Make an exact copy of the data below, leaving out every picture.

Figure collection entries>

>> BEGIN

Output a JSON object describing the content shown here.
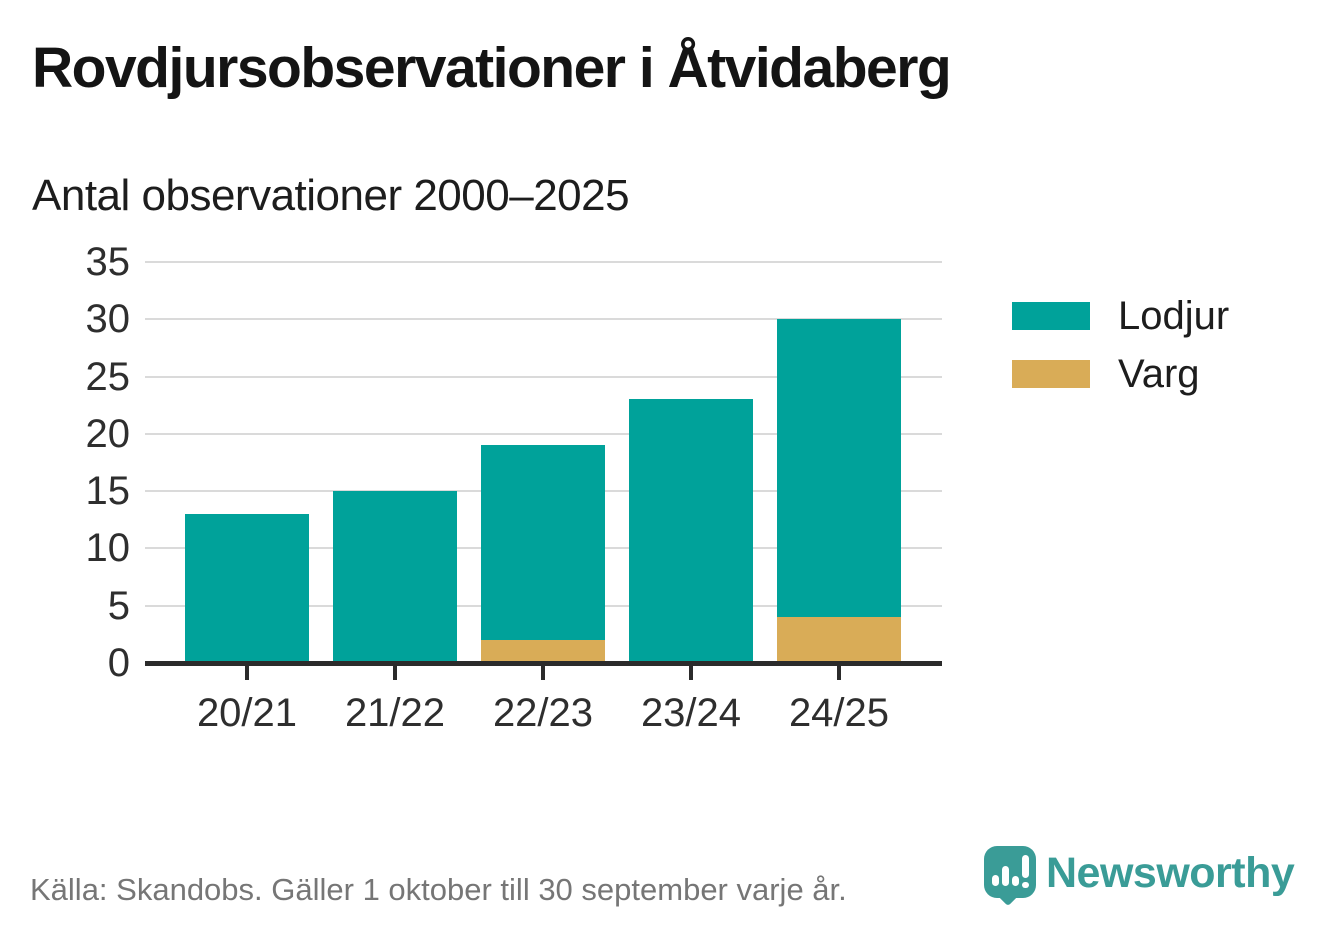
{
  "header": {
    "title": "Rovdjursobservationer i Åtvidaberg"
  },
  "chart_data": {
    "type": "bar",
    "stacked": true,
    "title": "Antal observationer 2000–2025",
    "categories": [
      "20/21",
      "21/22",
      "22/23",
      "23/24",
      "24/25"
    ],
    "series": [
      {
        "name": "Lodjur",
        "color": "#00a29a",
        "values": [
          13,
          15,
          17,
          23,
          26
        ]
      },
      {
        "name": "Varg",
        "color": "#d9ac57",
        "values": [
          0,
          0,
          2,
          0,
          4
        ]
      }
    ],
    "stack_order_bottom_to_top": [
      "Varg",
      "Lodjur"
    ],
    "totals": [
      13,
      15,
      19,
      23,
      30
    ],
    "xlabel": "",
    "ylabel": "",
    "ylim": [
      0,
      35
    ],
    "ytick_step": 5,
    "yticks": [
      0,
      5,
      10,
      15,
      20,
      25,
      30,
      35
    ],
    "grid": true,
    "legend_position": "right",
    "gridline_color": "#dadada",
    "axis_color": "#2b2b2b"
  },
  "footer": {
    "source": "Källa: Skandobs. Gäller 1 oktober till 30 september varje år.",
    "brand": "Newsworthy",
    "brand_color": "#3a9c97"
  }
}
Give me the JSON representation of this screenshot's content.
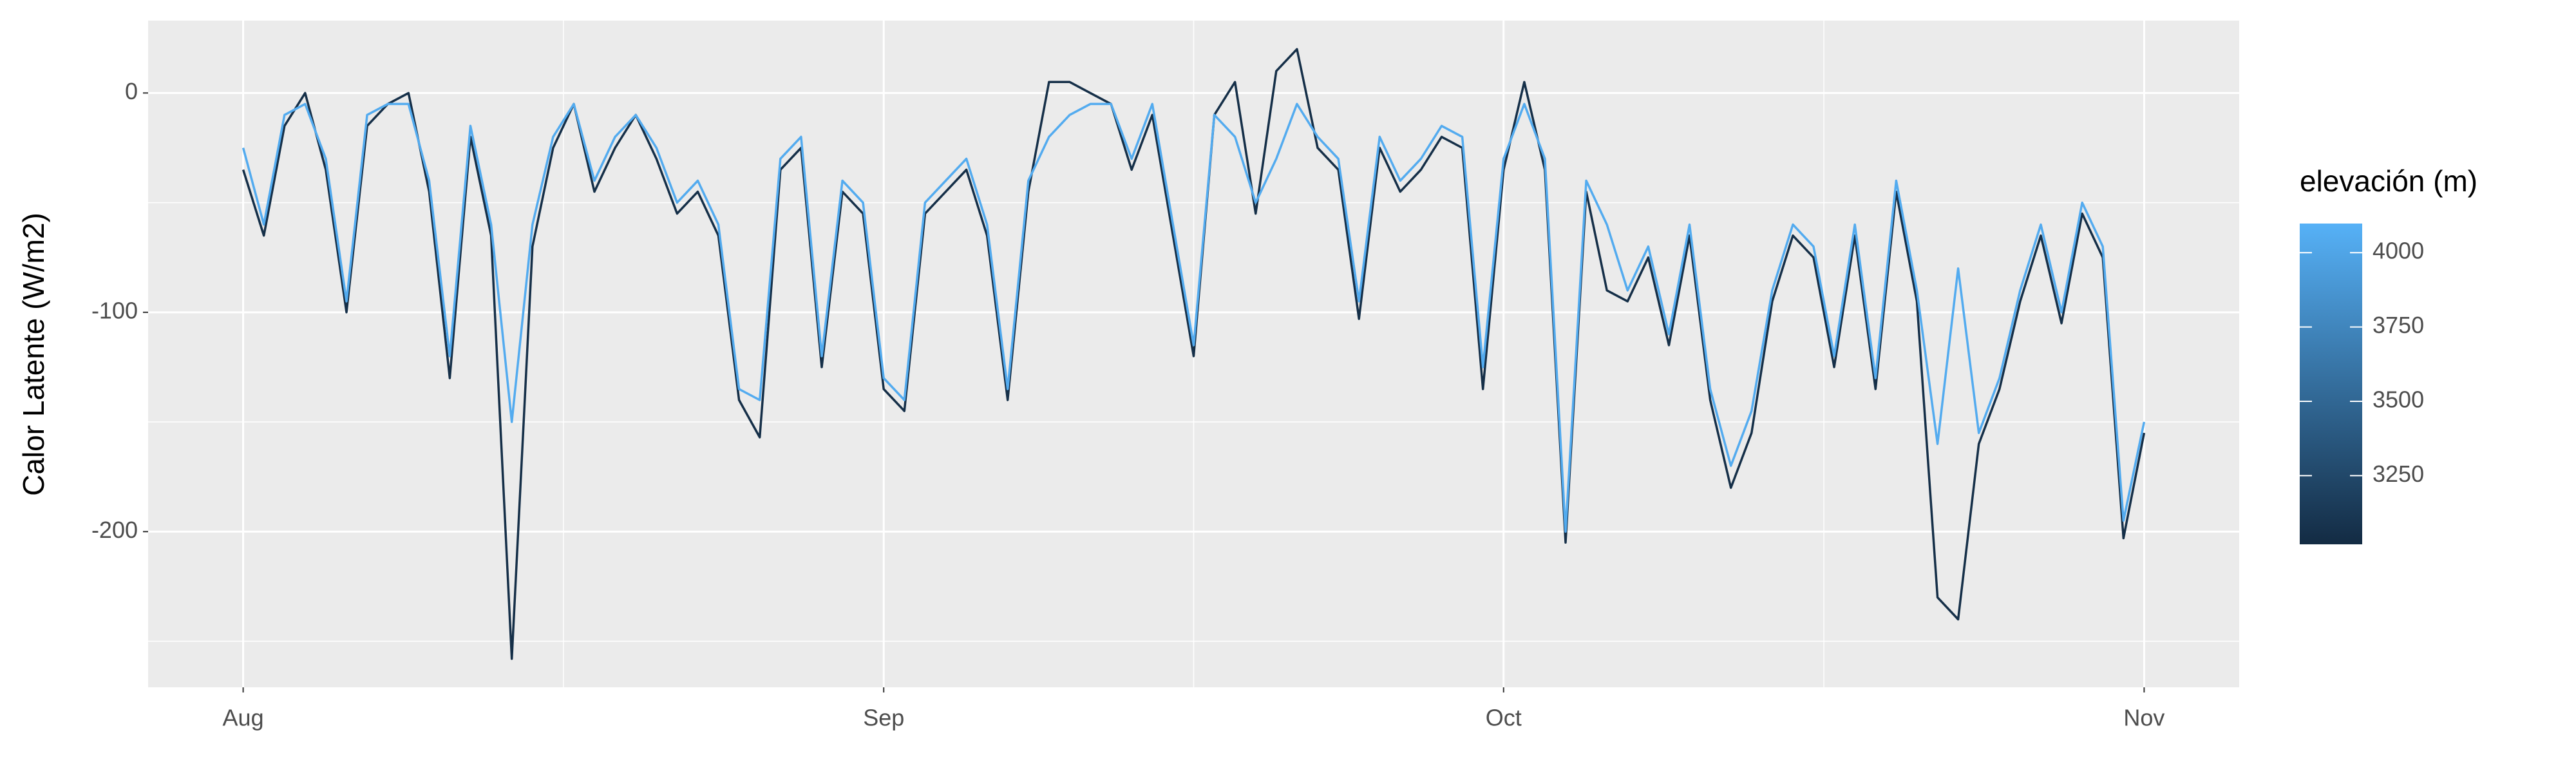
{
  "chart_data": {
    "type": "line",
    "y_label": "Calor Latente (W/m2)",
    "legend_title": "elevación (m)",
    "x": [
      0,
      1,
      2,
      3,
      4,
      5,
      6,
      7,
      8,
      9,
      10,
      11,
      12,
      13,
      14,
      15,
      16,
      17,
      18,
      19,
      20,
      21,
      22,
      23,
      24,
      25,
      26,
      27,
      28,
      29,
      30,
      31,
      32,
      33,
      34,
      35,
      36,
      37,
      38,
      39,
      40,
      41,
      42,
      43,
      44,
      45,
      46,
      47,
      48,
      49,
      50,
      51,
      52,
      53,
      54,
      55,
      56,
      57,
      58,
      59,
      60,
      61,
      62,
      63,
      64,
      65,
      66,
      67,
      68,
      69,
      70,
      71,
      72,
      73,
      74,
      75,
      76,
      77,
      78,
      79,
      80,
      81,
      82,
      83,
      84,
      85,
      86,
      87,
      88,
      89,
      90,
      91,
      92
    ],
    "xlim": [
      -4.6,
      96.6
    ],
    "xticks": [
      {
        "value": 0,
        "label": "Aug"
      },
      {
        "value": 31,
        "label": "Sep"
      },
      {
        "value": 61,
        "label": "Oct"
      },
      {
        "value": 92,
        "label": "Nov"
      }
    ],
    "ylim": [
      -271,
      33
    ],
    "yticks": [
      -200,
      -100,
      0
    ],
    "grid": true,
    "color_scale": {
      "low": "#132B43",
      "high": "#56B1F7",
      "lim": [
        3019,
        4098
      ],
      "ticks": [
        3250,
        3500,
        3750,
        4000
      ]
    },
    "series": [
      {
        "elevation": 3050,
        "values": [
          -35,
          -65,
          -15,
          0,
          -35,
          -100,
          -15,
          -5,
          0,
          -45,
          -130,
          -20,
          -65,
          -258,
          -70,
          -25,
          -5,
          -45,
          -25,
          -10,
          -30,
          -55,
          -45,
          -65,
          -140,
          -157,
          -35,
          -25,
          -125,
          -45,
          -55,
          -135,
          -145,
          -55,
          -45,
          -35,
          -65,
          -140,
          -45,
          5,
          5,
          0,
          -5,
          -35,
          -10,
          -65,
          -120,
          -10,
          5,
          -55,
          10,
          20,
          -25,
          -35,
          -103,
          -25,
          -45,
          -35,
          -20,
          -25,
          -135,
          -35,
          5,
          -35,
          -205,
          -45,
          -90,
          -95,
          -75,
          -115,
          -65,
          -140,
          -180,
          -155,
          -95,
          -65,
          -75,
          -125,
          -65,
          -135,
          -45,
          -95,
          -230,
          -240,
          -160,
          -135,
          -95,
          -65,
          -105,
          -55,
          -75,
          -203,
          -155
        ]
      },
      {
        "elevation": 4050,
        "values": [
          -25,
          -60,
          -10,
          -5,
          -30,
          -95,
          -10,
          -5,
          -5,
          -40,
          -120,
          -15,
          -60,
          -150,
          -60,
          -20,
          -5,
          -40,
          -20,
          -10,
          -25,
          -50,
          -40,
          -60,
          -135,
          -140,
          -30,
          -20,
          -120,
          -40,
          -50,
          -130,
          -140,
          -50,
          -40,
          -30,
          -60,
          -135,
          -40,
          -20,
          -10,
          -5,
          -5,
          -30,
          -5,
          -60,
          -115,
          -10,
          -20,
          -50,
          -30,
          -5,
          -20,
          -30,
          -95,
          -20,
          -40,
          -30,
          -15,
          -20,
          -125,
          -30,
          -5,
          -30,
          -200,
          -40,
          -60,
          -90,
          -70,
          -110,
          -60,
          -135,
          -170,
          -145,
          -90,
          -60,
          -70,
          -120,
          -60,
          -130,
          -40,
          -90,
          -160,
          -80,
          -155,
          -130,
          -90,
          -60,
          -100,
          -50,
          -70,
          -195,
          -150
        ]
      }
    ]
  }
}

>> END

Task result>
Output a JSON object describing the content shown here.
{
  "header": {
    "title": "Rovdjursobservationer i Åtvidaberg"
  },
  "chart_data": {
    "type": "bar",
    "stacked": true,
    "title": "Antal observationer 2000–2025",
    "categories": [
      "20/21",
      "21/22",
      "22/23",
      "23/24",
      "24/25"
    ],
    "series": [
      {
        "name": "Lodjur",
        "color": "#00a29a",
        "values": [
          13,
          15,
          17,
          23,
          26
        ]
      },
      {
        "name": "Varg",
        "color": "#d9ac57",
        "values": [
          0,
          0,
          2,
          0,
          4
        ]
      }
    ],
    "stack_order_bottom_to_top": [
      "Varg",
      "Lodjur"
    ],
    "totals": [
      13,
      15,
      19,
      23,
      30
    ],
    "xlabel": "",
    "ylabel": "",
    "ylim": [
      0,
      35
    ],
    "ytick_step": 5,
    "yticks": [
      0,
      5,
      10,
      15,
      20,
      25,
      30,
      35
    ],
    "grid": true,
    "legend_position": "right",
    "gridline_color": "#dadada",
    "axis_color": "#2b2b2b"
  },
  "footer": {
    "source": "Källa: Skandobs. Gäller 1 oktober till 30 september varje år.",
    "brand": "Newsworthy",
    "brand_color": "#3a9c97"
  }
}
Give me the JSON representation of this screenshot's content.
{
  "chart_data": {
    "type": "line",
    "y_label": "Calor Latente (W/m2)",
    "legend_title": "elevación (m)",
    "x": [
      0,
      1,
      2,
      3,
      4,
      5,
      6,
      7,
      8,
      9,
      10,
      11,
      12,
      13,
      14,
      15,
      16,
      17,
      18,
      19,
      20,
      21,
      22,
      23,
      24,
      25,
      26,
      27,
      28,
      29,
      30,
      31,
      32,
      33,
      34,
      35,
      36,
      37,
      38,
      39,
      40,
      41,
      42,
      43,
      44,
      45,
      46,
      47,
      48,
      49,
      50,
      51,
      52,
      53,
      54,
      55,
      56,
      57,
      58,
      59,
      60,
      61,
      62,
      63,
      64,
      65,
      66,
      67,
      68,
      69,
      70,
      71,
      72,
      73,
      74,
      75,
      76,
      77,
      78,
      79,
      80,
      81,
      82,
      83,
      84,
      85,
      86,
      87,
      88,
      89,
      90,
      91,
      92
    ],
    "xlim": [
      -4.6,
      96.6
    ],
    "xticks": [
      {
        "value": 0,
        "label": "Aug"
      },
      {
        "value": 31,
        "label": "Sep"
      },
      {
        "value": 61,
        "label": "Oct"
      },
      {
        "value": 92,
        "label": "Nov"
      }
    ],
    "ylim": [
      -271,
      33
    ],
    "yticks": [
      -200,
      -100,
      0
    ],
    "grid": true,
    "color_scale": {
      "low": "#132B43",
      "high": "#56B1F7",
      "lim": [
        3019,
        4098
      ],
      "ticks": [
        3250,
        3500,
        3750,
        4000
      ]
    },
    "series": [
      {
        "elevation": 3050,
        "values": [
          -35,
          -65,
          -15,
          0,
          -35,
          -100,
          -15,
          -5,
          0,
          -45,
          -130,
          -20,
          -65,
          -258,
          -70,
          -25,
          -5,
          -45,
          -25,
          -10,
          -30,
          -55,
          -45,
          -65,
          -140,
          -157,
          -35,
          -25,
          -125,
          -45,
          -55,
          -135,
          -145,
          -55,
          -45,
          -35,
          -65,
          -140,
          -45,
          5,
          5,
          0,
          -5,
          -35,
          -10,
          -65,
          -120,
          -10,
          5,
          -55,
          10,
          20,
          -25,
          -35,
          -103,
          -25,
          -45,
          -35,
          -20,
          -25,
          -135,
          -35,
          5,
          -35,
          -205,
          -45,
          -90,
          -95,
          -75,
          -115,
          -65,
          -140,
          -180,
          -155,
          -95,
          -65,
          -75,
          -125,
          -65,
          -135,
          -45,
          -95,
          -230,
          -240,
          -160,
          -135,
          -95,
          -65,
          -105,
          -55,
          -75,
          -203,
          -155
        ]
      },
      {
        "elevation": 4050,
        "values": [
          -25,
          -60,
          -10,
          -5,
          -30,
          -95,
          -10,
          -5,
          -5,
          -40,
          -120,
          -15,
          -60,
          -150,
          -60,
          -20,
          -5,
          -40,
          -20,
          -10,
          -25,
          -50,
          -40,
          -60,
          -135,
          -140,
          -30,
          -20,
          -120,
          -40,
          -50,
          -130,
          -140,
          -50,
          -40,
          -30,
          -60,
          -135,
          -40,
          -20,
          -10,
          -5,
          -5,
          -30,
          -5,
          -60,
          -115,
          -10,
          -20,
          -50,
          -30,
          -5,
          -20,
          -30,
          -95,
          -20,
          -40,
          -30,
          -15,
          -20,
          -125,
          -30,
          -5,
          -30,
          -200,
          -40,
          -60,
          -90,
          -70,
          -110,
          -60,
          -135,
          -170,
          -145,
          -90,
          -60,
          -70,
          -120,
          -60,
          -130,
          -40,
          -90,
          -160,
          -80,
          -155,
          -130,
          -90,
          -60,
          -100,
          -50,
          -70,
          -195,
          -150
        ]
      }
    ]
  }
}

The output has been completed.